### INPUT DATA
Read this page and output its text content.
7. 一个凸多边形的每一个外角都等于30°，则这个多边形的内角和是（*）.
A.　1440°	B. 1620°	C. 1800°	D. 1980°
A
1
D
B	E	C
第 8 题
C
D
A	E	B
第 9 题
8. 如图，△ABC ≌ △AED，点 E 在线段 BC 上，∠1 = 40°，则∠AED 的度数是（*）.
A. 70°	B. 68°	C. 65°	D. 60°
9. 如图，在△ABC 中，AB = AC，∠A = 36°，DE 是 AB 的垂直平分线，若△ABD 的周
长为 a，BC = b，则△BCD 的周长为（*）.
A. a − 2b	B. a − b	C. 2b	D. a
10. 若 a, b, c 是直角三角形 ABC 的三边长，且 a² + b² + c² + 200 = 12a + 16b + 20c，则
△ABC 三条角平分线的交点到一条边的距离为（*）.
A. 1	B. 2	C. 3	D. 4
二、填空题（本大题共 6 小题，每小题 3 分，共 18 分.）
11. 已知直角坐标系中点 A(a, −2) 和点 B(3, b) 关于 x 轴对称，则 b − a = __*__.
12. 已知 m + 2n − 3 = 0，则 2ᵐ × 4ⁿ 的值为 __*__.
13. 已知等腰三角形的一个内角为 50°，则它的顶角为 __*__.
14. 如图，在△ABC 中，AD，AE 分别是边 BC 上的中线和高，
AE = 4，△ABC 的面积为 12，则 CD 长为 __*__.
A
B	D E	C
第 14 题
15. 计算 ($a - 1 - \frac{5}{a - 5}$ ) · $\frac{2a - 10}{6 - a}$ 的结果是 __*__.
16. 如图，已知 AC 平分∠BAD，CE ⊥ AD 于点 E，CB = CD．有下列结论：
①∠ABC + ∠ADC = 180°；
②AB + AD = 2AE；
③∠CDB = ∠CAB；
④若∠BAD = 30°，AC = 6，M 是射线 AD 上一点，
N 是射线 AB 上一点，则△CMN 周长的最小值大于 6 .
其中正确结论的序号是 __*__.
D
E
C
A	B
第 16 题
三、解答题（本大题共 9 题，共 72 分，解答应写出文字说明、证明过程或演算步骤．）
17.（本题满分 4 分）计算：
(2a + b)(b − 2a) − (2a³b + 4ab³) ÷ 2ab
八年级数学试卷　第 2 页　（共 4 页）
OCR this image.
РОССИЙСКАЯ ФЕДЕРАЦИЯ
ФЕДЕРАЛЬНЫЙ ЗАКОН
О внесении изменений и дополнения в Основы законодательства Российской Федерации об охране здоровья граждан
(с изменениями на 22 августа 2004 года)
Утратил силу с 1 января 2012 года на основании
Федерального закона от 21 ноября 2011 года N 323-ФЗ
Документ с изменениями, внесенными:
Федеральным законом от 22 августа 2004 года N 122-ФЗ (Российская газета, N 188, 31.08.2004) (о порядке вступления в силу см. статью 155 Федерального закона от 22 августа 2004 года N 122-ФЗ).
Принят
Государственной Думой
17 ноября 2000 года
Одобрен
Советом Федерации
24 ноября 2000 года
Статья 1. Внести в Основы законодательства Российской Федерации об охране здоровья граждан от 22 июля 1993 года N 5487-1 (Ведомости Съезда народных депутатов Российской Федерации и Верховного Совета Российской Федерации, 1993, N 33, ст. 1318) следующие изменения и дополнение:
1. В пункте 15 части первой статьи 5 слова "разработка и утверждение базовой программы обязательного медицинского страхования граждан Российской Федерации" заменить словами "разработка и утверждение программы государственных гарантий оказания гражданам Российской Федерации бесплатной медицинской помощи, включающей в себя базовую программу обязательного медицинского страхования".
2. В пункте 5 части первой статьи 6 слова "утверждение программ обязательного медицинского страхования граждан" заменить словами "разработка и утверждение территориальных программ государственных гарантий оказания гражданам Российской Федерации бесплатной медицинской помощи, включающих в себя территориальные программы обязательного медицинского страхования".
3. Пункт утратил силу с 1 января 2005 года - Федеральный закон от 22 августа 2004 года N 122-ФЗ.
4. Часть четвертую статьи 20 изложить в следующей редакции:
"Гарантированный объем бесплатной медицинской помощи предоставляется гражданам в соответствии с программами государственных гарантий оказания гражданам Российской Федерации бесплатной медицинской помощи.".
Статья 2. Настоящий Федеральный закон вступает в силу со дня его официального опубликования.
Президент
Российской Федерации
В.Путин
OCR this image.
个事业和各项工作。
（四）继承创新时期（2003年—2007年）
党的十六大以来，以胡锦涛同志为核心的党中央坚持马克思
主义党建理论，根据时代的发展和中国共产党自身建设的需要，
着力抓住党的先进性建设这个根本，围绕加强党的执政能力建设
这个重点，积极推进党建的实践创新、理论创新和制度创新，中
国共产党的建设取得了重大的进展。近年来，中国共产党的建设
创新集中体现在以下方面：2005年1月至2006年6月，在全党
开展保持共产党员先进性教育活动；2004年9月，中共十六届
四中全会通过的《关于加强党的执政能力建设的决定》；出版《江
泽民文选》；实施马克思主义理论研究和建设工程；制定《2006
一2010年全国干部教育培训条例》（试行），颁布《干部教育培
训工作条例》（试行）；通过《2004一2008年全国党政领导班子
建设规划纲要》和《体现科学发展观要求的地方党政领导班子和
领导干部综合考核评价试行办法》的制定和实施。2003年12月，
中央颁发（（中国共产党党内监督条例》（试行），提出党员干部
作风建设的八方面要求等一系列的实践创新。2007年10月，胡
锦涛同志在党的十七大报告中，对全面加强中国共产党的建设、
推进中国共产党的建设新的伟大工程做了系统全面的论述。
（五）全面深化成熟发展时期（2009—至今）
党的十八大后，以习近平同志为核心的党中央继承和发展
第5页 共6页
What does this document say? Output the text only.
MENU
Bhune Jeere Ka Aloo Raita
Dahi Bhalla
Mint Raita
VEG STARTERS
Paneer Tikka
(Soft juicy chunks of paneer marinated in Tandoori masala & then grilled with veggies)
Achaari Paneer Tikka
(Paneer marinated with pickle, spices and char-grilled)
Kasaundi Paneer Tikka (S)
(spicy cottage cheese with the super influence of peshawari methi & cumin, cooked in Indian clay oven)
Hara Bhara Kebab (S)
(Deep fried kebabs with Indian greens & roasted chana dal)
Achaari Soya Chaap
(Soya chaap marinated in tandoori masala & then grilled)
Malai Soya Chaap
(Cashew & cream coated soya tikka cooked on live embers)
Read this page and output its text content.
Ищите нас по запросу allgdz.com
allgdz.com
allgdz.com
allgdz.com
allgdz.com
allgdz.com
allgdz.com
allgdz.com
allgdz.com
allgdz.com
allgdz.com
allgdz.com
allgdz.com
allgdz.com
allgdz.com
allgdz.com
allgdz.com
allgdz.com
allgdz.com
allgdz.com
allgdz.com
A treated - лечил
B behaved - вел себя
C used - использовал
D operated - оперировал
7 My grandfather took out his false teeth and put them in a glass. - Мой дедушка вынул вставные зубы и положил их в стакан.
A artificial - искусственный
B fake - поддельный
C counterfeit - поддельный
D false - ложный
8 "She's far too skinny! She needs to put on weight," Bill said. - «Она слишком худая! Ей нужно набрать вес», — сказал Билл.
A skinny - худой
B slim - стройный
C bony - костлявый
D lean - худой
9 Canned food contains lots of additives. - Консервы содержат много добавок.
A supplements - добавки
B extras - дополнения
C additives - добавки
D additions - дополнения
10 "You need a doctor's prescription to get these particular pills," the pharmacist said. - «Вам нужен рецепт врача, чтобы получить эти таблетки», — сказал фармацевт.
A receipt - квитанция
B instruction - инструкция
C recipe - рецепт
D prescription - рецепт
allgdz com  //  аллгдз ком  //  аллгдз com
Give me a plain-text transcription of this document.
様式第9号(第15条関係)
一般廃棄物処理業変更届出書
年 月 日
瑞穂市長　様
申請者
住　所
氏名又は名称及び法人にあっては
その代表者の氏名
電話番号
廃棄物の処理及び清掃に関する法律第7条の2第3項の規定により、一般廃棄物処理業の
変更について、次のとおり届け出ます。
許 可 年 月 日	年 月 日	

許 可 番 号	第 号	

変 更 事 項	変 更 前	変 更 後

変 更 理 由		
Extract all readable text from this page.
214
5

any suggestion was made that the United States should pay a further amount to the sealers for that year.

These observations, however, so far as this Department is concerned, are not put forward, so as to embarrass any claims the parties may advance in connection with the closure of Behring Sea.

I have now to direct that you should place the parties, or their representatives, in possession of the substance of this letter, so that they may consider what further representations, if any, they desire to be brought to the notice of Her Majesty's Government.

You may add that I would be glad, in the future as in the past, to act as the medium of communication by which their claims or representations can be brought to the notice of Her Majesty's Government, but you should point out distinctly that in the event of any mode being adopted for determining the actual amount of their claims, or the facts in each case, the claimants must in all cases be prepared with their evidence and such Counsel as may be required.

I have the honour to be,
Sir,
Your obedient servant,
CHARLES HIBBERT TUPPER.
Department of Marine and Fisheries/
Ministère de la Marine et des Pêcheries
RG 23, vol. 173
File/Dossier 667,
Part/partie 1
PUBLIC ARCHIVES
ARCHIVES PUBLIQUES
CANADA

### SHORT PROBLEM
Write out exactly the lines starting with the one that holds "Give me a plain-text" and running through the last line above.

### TASK RESPONSE
Give me a plain-text transcription of this document.
様式第9号(第15条関係)
一般廃棄物処理業変更届出書
年 月 日
瑞穂市長　様
申請者
住　所
氏名又は名称及び法人にあっては
その代表者の氏名
電話番号
廃棄物の処理及び清掃に関する法律第7条の2第3項の規定により、一般廃棄物処理業の
変更について、次のとおり届け出ます。
許 可 年 月 日	年 月 日	

許 可 番 号	第 号	

変 更 事 項	変 更 前	変 更 後

変 更 理 由		
Extract all readable text from this page.
214
5

any suggestion was made that the United States should pay a further amount to the sealers for that year.

These observations, however, so far as this Department is concerned, are not put forward, so as to embarrass any claims the parties may advance in connection with the closure of Behring Sea.

I have now to direct that you should place the parties, or their representatives, in possession of the substance of this letter, so that they may consider what further representations, if any, they desire to be brought to the notice of Her Majesty's Government.

You may add that I would be glad, in the future as in the past, to act as the medium of communication by which their claims or representations can be brought to the notice of Her Majesty's Government, but you should point out distinctly that in the event of any mode being adopted for determining the actual amount of their claims, or the facts in each case, the claimants must in all cases be prepared with their evidence and such Counsel as may be required.

I have the honour to be,
Sir,
Your obedient servant,
CHARLES HIBBERT TUPPER.
Department of Marine and Fisheries/
Ministère de la Marine et des Pêcheries
RG 23, vol. 173
File/Dossier 667,
Part/partie 1
PUBLIC ARCHIVES
ARCHIVES PUBLIQUES
CANADA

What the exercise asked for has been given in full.